* start INFORMATION GIVEN *

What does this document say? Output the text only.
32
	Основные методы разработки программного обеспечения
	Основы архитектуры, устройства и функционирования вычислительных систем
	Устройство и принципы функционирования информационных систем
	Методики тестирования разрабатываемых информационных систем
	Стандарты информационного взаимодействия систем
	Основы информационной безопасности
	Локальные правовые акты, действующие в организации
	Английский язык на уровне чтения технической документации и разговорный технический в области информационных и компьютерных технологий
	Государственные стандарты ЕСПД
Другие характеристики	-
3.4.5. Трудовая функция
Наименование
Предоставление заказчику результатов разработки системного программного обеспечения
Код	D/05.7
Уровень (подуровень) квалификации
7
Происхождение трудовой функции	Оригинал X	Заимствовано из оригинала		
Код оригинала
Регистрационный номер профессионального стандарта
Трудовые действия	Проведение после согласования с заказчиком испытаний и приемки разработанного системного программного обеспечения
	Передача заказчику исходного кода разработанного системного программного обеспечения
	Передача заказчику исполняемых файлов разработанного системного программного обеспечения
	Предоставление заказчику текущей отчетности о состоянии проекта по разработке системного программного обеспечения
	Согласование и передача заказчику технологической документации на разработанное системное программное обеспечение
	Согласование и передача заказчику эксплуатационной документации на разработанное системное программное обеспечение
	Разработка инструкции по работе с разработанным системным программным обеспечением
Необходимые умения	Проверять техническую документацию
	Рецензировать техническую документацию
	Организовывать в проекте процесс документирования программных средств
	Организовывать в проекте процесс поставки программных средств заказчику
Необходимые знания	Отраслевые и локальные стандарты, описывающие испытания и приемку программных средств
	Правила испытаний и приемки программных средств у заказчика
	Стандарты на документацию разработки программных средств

* end INFORMATION GIVEN *

*DESCRIPTION OF THE TASK*
Copy all lines from the data that hold the word "испытаний".

*COMPLETE ANSWER*
Трудовые действия	Проведение после согласования с заказчиком испытаний и приемки разработанного системного программного обеспечения
	Правила испытаний и приемки программных средств у заказчика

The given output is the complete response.